→ **WHAT NEEDS TO BE DONE**
Below are the entries; count the lines in them that contain the word "circle" and give only the number.

→ **RECORDS FOR THIS EXERCISE**
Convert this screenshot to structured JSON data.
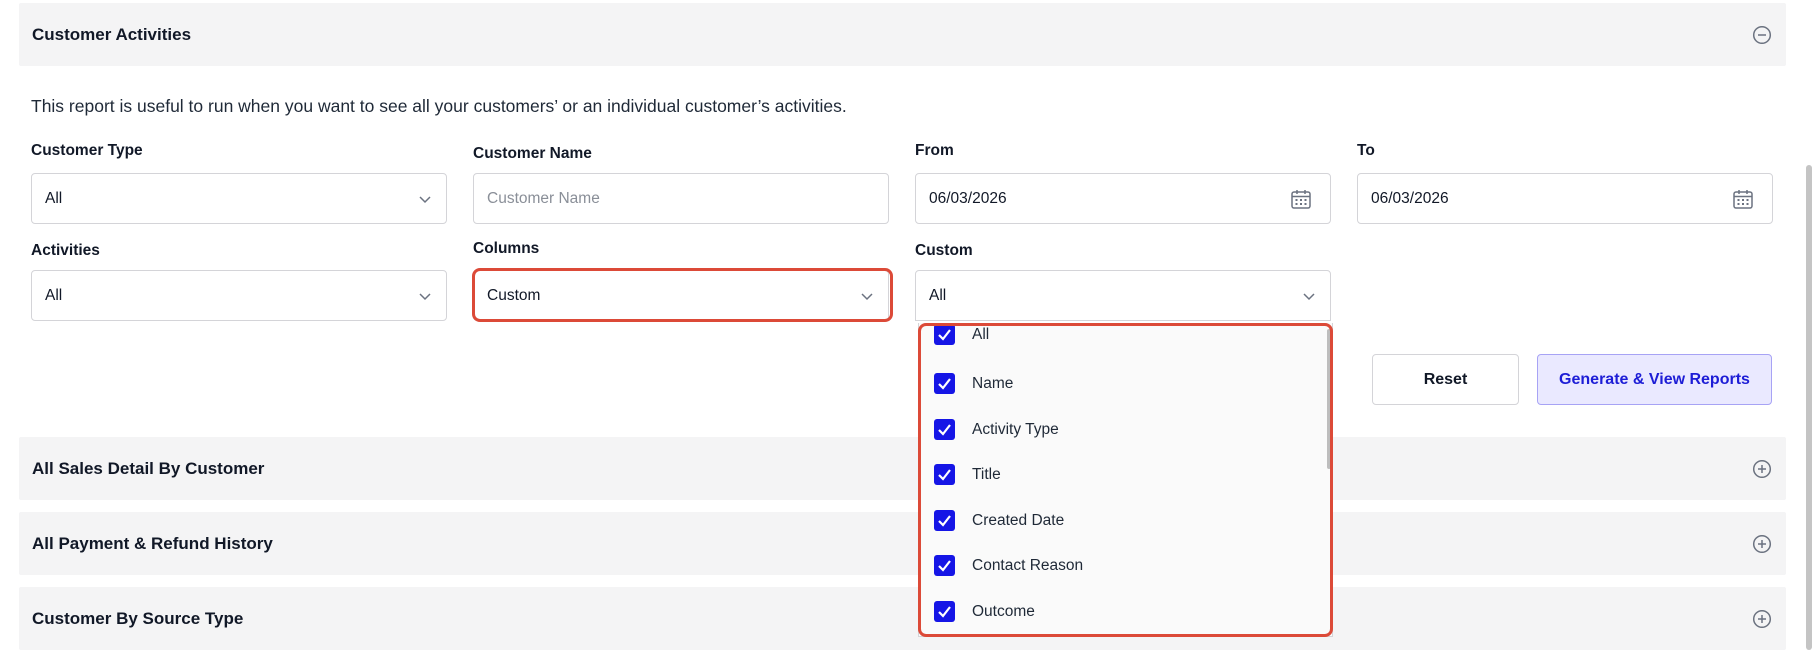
{
  "sections": {
    "customer_activities": {
      "title": "Customer Activities"
    },
    "sales_detail": {
      "title": "All Sales Detail By Customer"
    },
    "payment_refund": {
      "title": "All Payment & Refund History"
    },
    "source_type": {
      "title": "Customer By Source Type"
    }
  },
  "report": {
    "description": "This report is useful to run when you want to see all your customers’ or an individual customer’s activities.",
    "customer_type": {
      "label": "Customer Type",
      "value": "All"
    },
    "customer_name": {
      "label": "Customer Name",
      "placeholder": "Customer Name"
    },
    "from": {
      "label": "From",
      "value": "06/03/2026"
    },
    "to": {
      "label": "To",
      "value": "06/03/2026"
    },
    "activities": {
      "label": "Activities",
      "value": "All"
    },
    "columns": {
      "label": "Columns",
      "value": "Custom"
    },
    "custom": {
      "label": "Custom",
      "value": "All",
      "options": [
        {
          "label": "All",
          "checked": true
        },
        {
          "label": "Name",
          "checked": true
        },
        {
          "label": "Activity Type",
          "checked": true
        },
        {
          "label": "Title",
          "checked": true
        },
        {
          "label": "Created Date",
          "checked": true
        },
        {
          "label": "Contact Reason",
          "checked": true
        },
        {
          "label": "Outcome",
          "checked": true
        }
      ]
    },
    "buttons": {
      "reset": "Reset",
      "generate": "Generate & View Reports"
    }
  },
  "icons": {
    "collapse": "minus-circle-icon",
    "expand": "plus-circle-icon",
    "calendar": "calendar-icon",
    "chevron": "chevron-down-icon",
    "checkbox": "checkbox-checked-icon"
  },
  "colors": {
    "accent": "#1515e6",
    "highlight": "#dc4a38",
    "primary_button_bg": "#eae9ff",
    "primary_button_text": "#1d1dd6",
    "section_bg": "#f4f4f5"
  }
}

→ **FINAL RESULT**
2